Dataset records:
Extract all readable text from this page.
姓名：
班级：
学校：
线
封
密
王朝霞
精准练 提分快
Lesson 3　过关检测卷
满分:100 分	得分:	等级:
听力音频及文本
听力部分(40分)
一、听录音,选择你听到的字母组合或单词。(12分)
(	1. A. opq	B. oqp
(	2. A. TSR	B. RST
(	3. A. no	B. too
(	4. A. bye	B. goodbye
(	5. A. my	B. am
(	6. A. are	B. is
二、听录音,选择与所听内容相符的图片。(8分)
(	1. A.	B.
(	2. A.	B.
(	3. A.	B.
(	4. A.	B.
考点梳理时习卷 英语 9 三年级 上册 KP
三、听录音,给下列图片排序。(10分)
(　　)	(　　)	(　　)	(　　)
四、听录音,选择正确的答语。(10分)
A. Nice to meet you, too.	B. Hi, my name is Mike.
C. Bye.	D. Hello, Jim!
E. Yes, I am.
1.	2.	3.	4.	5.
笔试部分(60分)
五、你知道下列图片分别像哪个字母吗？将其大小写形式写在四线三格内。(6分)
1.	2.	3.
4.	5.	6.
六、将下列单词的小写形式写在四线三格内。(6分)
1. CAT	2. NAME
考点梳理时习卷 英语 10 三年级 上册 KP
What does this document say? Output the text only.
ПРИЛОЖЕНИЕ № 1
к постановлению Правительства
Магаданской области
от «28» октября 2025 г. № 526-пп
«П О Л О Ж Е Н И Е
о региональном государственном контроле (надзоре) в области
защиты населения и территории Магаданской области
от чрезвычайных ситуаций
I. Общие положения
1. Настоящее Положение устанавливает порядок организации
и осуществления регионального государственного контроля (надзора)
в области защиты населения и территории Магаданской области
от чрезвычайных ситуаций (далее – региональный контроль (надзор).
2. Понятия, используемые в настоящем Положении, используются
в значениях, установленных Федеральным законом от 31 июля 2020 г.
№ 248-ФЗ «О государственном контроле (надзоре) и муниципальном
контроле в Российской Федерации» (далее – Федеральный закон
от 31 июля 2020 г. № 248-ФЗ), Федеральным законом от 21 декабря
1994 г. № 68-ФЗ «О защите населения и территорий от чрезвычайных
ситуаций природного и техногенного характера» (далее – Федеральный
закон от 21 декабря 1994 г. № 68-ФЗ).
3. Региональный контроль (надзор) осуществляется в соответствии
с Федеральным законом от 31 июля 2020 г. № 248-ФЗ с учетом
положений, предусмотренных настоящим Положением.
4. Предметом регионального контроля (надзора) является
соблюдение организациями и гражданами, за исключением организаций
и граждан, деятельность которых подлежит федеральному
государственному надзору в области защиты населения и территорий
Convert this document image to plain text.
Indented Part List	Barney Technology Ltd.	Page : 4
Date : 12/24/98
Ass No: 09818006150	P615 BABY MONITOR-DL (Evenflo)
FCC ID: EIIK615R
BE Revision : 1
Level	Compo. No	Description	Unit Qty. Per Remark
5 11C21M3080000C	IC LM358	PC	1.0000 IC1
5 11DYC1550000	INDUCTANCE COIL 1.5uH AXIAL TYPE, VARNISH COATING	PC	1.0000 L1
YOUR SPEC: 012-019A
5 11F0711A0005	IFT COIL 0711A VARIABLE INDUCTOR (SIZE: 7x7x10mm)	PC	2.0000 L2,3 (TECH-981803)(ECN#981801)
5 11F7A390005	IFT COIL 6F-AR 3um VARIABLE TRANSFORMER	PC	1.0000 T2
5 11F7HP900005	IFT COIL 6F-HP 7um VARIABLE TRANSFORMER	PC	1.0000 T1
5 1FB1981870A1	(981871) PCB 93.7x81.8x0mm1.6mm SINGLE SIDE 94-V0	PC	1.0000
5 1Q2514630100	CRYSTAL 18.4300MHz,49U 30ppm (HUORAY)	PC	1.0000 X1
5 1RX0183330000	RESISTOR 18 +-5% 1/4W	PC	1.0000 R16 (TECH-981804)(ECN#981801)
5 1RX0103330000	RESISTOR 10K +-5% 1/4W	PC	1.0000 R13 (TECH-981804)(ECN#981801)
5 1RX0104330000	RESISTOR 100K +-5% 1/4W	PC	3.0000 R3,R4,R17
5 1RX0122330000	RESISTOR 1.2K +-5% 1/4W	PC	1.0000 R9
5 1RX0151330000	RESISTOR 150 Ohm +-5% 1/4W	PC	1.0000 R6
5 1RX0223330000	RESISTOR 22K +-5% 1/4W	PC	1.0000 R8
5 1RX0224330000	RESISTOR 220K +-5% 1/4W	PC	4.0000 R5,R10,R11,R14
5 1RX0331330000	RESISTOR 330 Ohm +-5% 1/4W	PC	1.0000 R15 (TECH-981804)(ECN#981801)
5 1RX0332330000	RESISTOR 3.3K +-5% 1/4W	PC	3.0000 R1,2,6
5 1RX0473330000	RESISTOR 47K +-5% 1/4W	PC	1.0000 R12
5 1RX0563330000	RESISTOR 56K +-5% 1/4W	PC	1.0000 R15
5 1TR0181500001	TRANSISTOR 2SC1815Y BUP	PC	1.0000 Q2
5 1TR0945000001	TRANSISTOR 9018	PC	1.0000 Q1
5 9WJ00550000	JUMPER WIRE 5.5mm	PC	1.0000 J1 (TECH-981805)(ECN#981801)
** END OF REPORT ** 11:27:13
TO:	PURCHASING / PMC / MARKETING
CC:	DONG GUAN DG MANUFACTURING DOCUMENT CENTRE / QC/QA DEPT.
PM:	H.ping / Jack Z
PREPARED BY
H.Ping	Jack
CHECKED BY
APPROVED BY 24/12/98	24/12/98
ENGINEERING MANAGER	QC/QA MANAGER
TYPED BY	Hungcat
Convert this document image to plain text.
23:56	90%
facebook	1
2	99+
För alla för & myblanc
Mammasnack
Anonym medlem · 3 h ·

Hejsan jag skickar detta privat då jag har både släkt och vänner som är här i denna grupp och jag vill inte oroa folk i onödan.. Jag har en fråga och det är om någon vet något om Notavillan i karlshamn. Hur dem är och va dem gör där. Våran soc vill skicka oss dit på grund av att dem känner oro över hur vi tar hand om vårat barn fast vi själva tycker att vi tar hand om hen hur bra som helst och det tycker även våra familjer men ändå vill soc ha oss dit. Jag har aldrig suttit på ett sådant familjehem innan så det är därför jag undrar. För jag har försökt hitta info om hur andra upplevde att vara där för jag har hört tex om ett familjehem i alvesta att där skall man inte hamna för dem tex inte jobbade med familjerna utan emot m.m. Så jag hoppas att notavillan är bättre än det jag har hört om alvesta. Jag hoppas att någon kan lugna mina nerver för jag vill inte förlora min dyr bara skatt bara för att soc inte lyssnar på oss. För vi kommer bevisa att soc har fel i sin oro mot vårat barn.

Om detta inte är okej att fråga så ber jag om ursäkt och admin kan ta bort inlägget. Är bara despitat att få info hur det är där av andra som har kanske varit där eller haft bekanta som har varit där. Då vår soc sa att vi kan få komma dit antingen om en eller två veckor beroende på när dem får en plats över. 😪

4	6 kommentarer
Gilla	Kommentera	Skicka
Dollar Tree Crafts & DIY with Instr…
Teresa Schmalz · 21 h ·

Aim:
Each line of the material should be duplicated exactly, please.

Task answer:
Extract all readable text from this page.
姓名：
班级：
学校：
线
封
密
王朝霞
精准练 提分快
Lesson 3　过关检测卷
满分:100 分	得分:	等级:
听力音频及文本
听力部分(40分)
一、听录音,选择你听到的字母组合或单词。(12分)
(	1. A. opq	B. oqp
(	2. A. TSR	B. RST
(	3. A. no	B. too
(	4. A. bye	B. goodbye
(	5. A. my	B. am
(	6. A. are	B. is
二、听录音,选择与所听内容相符的图片。(8分)
(	1. A.	B.
(	2. A.	B.
(	3. A.	B.
(	4. A.	B.
考点梳理时习卷 英语 9 三年级 上册 KP
三、听录音,给下列图片排序。(10分)
(　　)	(　　)	(　　)	(　　)
四、听录音,选择正确的答语。(10分)
A. Nice to meet you, too.	B. Hi, my name is Mike.
C. Bye.	D. Hello, Jim!
E. Yes, I am.
1.	2.	3.	4.	5.
笔试部分(60分)
五、你知道下列图片分别像哪个字母吗？将其大小写形式写在四线三格内。(6分)
1.	2.	3.
4.	5.	6.
六、将下列单词的小写形式写在四线三格内。(6分)
1. CAT	2. NAME
考点梳理时习卷 英语 10 三年级 上册 KP
What does this document say? Output the text only.
ПРИЛОЖЕНИЕ № 1
к постановлению Правительства
Магаданской области
от «28» октября 2025 г. № 526-пп
«П О Л О Ж Е Н И Е
о региональном государственном контроле (надзоре) в области
защиты населения и территории Магаданской области
от чрезвычайных ситуаций
I. Общие положения
1. Настоящее Положение устанавливает порядок организации
и осуществления регионального государственного контроля (надзора)
в области защиты населения и территории Магаданской области
от чрезвычайных ситуаций (далее – региональный контроль (надзор).
2. Понятия, используемые в настоящем Положении, используются
в значениях, установленных Федеральным законом от 31 июля 2020 г.
№ 248-ФЗ «О государственном контроле (надзоре) и муниципальном
контроле в Российской Федерации» (далее – Федеральный закон
от 31 июля 2020 г. № 248-ФЗ), Федеральным законом от 21 декабря
1994 г. № 68-ФЗ «О защите населения и территорий от чрезвычайных
ситуаций природного и техногенного характера» (далее – Федеральный
закон от 21 декабря 1994 г. № 68-ФЗ).
3. Региональный контроль (надзор) осуществляется в соответствии
с Федеральным законом от 31 июля 2020 г. № 248-ФЗ с учетом
положений, предусмотренных настоящим Положением.
4. Предметом регионального контроля (надзора) является
соблюдение организациями и гражданами, за исключением организаций
и граждан, деятельность которых подлежит федеральному
государственному надзору в области защиты населения и территорий
Convert this document image to plain text.
Indented Part List	Barney Technology Ltd.	Page : 4
Date : 12/24/98
Ass No: 09818006150	P615 BABY MONITOR-DL (Evenflo)
FCC ID: EIIK615R
BE Revision : 1
Level	Compo. No	Description	Unit Qty. Per Remark
5 11C21M3080000C	IC LM358	PC	1.0000 IC1
5 11DYC1550000	INDUCTANCE COIL 1.5uH AXIAL TYPE, VARNISH COATING	PC	1.0000 L1
YOUR SPEC: 012-019A
5 11F0711A0005	IFT COIL 0711A VARIABLE INDUCTOR (SIZE: 7x7x10mm)	PC	2.0000 L2,3 (TECH-981803)(ECN#981801)
5 11F7A390005	IFT COIL 6F-AR 3um VARIABLE TRANSFORMER	PC	1.0000 T2
5 11F7HP900005	IFT COIL 6F-HP 7um VARIABLE TRANSFORMER	PC	1.0000 T1
5 1FB1981870A1	(981871) PCB 93.7x81.8x0mm1.6mm SINGLE SIDE 94-V0	PC	1.0000
5 1Q2514630100	CRYSTAL 18.4300MHz,49U 30ppm (HUORAY)	PC	1.0000 X1
5 1RX0183330000	RESISTOR 18 +-5% 1/4W	PC	1.0000 R16 (TECH-981804)(ECN#981801)
5 1RX0103330000	RESISTOR 10K +-5% 1/4W	PC	1.0000 R13 (TECH-981804)(ECN#981801)
5 1RX0104330000	RESISTOR 100K +-5% 1/4W	PC	3.0000 R3,R4,R17
5 1RX0122330000	RESISTOR 1.2K +-5% 1/4W	PC	1.0000 R9
5 1RX0151330000	RESISTOR 150 Ohm +-5% 1/4W	PC	1.0000 R6
5 1RX0223330000	RESISTOR 22K +-5% 1/4W	PC	1.0000 R8
5 1RX0224330000	RESISTOR 220K +-5% 1/4W	PC	4.0000 R5,R10,R11,R14
5 1RX0331330000	RESISTOR 330 Ohm +-5% 1/4W	PC	1.0000 R15 (TECH-981804)(ECN#981801)
5 1RX0332330000	RESISTOR 3.3K +-5% 1/4W	PC	3.0000 R1,2,6
5 1RX0473330000	RESISTOR 47K +-5% 1/4W	PC	1.0000 R12
5 1RX0563330000	RESISTOR 56K +-5% 1/4W	PC	1.0000 R15
5 1TR0181500001	TRANSISTOR 2SC1815Y BUP	PC	1.0000 Q2
5 1TR0945000001	TRANSISTOR 9018	PC	1.0000 Q1
5 9WJ00550000	JUMPER WIRE 5.5mm	PC	1.0000 J1 (TECH-981805)(ECN#981801)
** END OF REPORT ** 11:27:13
TO:	PURCHASING / PMC / MARKETING
CC:	DONG GUAN DG MANUFACTURING DOCUMENT CENTRE / QC/QA DEPT.
PM:	H.ping / Jack Z
PREPARED BY
H.Ping	Jack
CHECKED BY
APPROVED BY 24/12/98	24/12/98
ENGINEERING MANAGER	QC/QA MANAGER
TYPED BY	Hungcat
Convert this document image to plain text.
23:56	90%
facebook	1
2	99+
För alla för & myblanc
Mammasnack
Anonym medlem · 3 h ·

Hejsan jag skickar detta privat då jag har både släkt och vänner som är här i denna grupp och jag vill inte oroa folk i onödan.. Jag har en fråga och det är om någon vet något om Notavillan i karlshamn. Hur dem är och va dem gör där. Våran soc vill skicka oss dit på grund av att dem känner oro över hur vi tar hand om vårat barn fast vi själva tycker att vi tar hand om hen hur bra som helst och det tycker även våra familjer men ändå vill soc ha oss dit. Jag har aldrig suttit på ett sådant familjehem innan så det är därför jag undrar. För jag har försökt hitta info om hur andra upplevde att vara där för jag har hört tex om ett familjehem i alvesta att där skall man inte hamna för dem tex inte jobbade med familjerna utan emot m.m. Så jag hoppas att notavillan är bättre än det jag har hört om alvesta. Jag hoppas att någon kan lugna mina nerver för jag vill inte förlora min dyr bara skatt bara för att soc inte lyssnar på oss. För vi kommer bevisa att soc har fel i sin oro mot vårat barn.

Om detta inte är okej att fråga så ber jag om ursäkt och admin kan ta bort inlägget. Är bara despitat att få info hur det är där av andra som har kanske varit där eller haft bekanta som har varit där. Då vår soc sa att vi kan få komma dit antingen om en eller två veckor beroende på när dem får en plats över. 😪

4	6 kommentarer
Gilla	Kommentera	Skicka
Dollar Tree Crafts & DIY with Instr…
Teresa Schmalz · 21 h ·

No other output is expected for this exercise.